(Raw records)
** Begin **
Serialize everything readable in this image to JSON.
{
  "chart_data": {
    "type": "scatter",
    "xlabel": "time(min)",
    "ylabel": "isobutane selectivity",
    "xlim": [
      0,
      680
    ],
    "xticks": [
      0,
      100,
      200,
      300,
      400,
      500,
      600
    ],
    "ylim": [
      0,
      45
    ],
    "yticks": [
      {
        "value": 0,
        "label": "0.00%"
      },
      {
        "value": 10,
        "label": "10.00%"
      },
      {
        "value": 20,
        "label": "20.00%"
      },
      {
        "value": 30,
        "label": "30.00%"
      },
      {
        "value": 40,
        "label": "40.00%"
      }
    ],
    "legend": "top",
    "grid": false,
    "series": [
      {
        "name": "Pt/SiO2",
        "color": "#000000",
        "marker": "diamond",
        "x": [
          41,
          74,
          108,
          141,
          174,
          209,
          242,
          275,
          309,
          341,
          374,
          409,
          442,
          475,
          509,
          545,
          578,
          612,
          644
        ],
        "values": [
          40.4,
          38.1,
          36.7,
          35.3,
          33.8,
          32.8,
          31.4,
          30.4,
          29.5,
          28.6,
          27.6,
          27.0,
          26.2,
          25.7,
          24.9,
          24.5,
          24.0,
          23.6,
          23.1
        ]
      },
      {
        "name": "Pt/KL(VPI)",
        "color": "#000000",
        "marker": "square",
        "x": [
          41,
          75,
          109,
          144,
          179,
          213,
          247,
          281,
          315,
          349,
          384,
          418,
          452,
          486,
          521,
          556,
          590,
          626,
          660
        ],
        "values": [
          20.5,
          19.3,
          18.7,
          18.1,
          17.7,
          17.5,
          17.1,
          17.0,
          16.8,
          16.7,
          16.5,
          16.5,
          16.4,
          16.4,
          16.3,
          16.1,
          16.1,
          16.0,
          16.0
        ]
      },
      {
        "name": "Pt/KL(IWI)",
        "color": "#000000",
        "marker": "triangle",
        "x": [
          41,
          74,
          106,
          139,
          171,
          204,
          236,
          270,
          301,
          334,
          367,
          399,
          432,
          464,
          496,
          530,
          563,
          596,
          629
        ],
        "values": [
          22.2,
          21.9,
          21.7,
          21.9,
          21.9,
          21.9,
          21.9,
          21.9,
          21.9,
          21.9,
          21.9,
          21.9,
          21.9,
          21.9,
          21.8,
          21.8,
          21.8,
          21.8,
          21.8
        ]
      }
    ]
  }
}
** End **
**REQUIREMENTS**: Each record must be returned exactly as it is written.

**COMPLETE ANSWER**:
Serialize everything readable in this image to JSON.
{
  "chart_data": {
    "type": "scatter",
    "xlabel": "time(min)",
    "ylabel": "isobutane selectivity",
    "xlim": [
      0,
      680
    ],
    "xticks": [
      0,
      100,
      200,
      300,
      400,
      500,
      600
    ],
    "ylim": [
      0,
      45
    ],
    "yticks": [
      {
        "value": 0,
        "label": "0.00%"
      },
      {
        "value": 10,
        "label": "10.00%"
      },
      {
        "value": 20,
        "label": "20.00%"
      },
      {
        "value": 30,
        "label": "30.00%"
      },
      {
        "value": 40,
        "label": "40.00%"
      }
    ],
    "legend": "top",
    "grid": false,
    "series": [
      {
        "name": "Pt/SiO2",
        "color": "#000000",
        "marker": "diamond",
        "x": [
          41,
          74,
          108,
          141,
          174,
          209,
          242,
          275,
          309,
          341,
          374,
          409,
          442,
          475,
          509,
          545,
          578,
          612,
          644
        ],
        "values": [
          40.4,
          38.1,
          36.7,
          35.3,
          33.8,
          32.8,
          31.4,
          30.4,
          29.5,
          28.6,
          27.6,
          27.0,
          26.2,
          25.7,
          24.9,
          24.5,
          24.0,
          23.6,
          23.1
        ]
      },
      {
        "name": "Pt/KL(VPI)",
        "color": "#000000",
        "marker": "square",
        "x": [
          41,
          75,
          109,
          144,
          179,
          213,
          247,
          281,
          315,
          349,
          384,
          418,
          452,
          486,
          521,
          556,
          590,
          626,
          660
        ],
        "values": [
          20.5,
          19.3,
          18.7,
          18.1,
          17.7,
          17.5,
          17.1,
          17.0,
          16.8,
          16.7,
          16.5,
          16.5,
          16.4,
          16.4,
          16.3,
          16.1,
          16.1,
          16.0,
          16.0
        ]
      },
      {
        "name": "Pt/KL(IWI)",
        "color": "#000000",
        "marker": "triangle",
        "x": [
          41,
          74,
          106,
          139,
          171,
          204,
          236,
          270,
          301,
          334,
          367,
          399,
          432,
          464,
          496,
          530,
          563,
          596,
          629
        ],
        "values": [
          22.2,
          21.9,
          21.7,
          21.9,
          21.9,
          21.9,
          21.9,
          21.9,
          21.9,
          21.9,
          21.9,
          21.9,
          21.9,
          21.9,
          21.8,
          21.8,
          21.8,
          21.8,
          21.8
        ]
      }
    ]
  }
}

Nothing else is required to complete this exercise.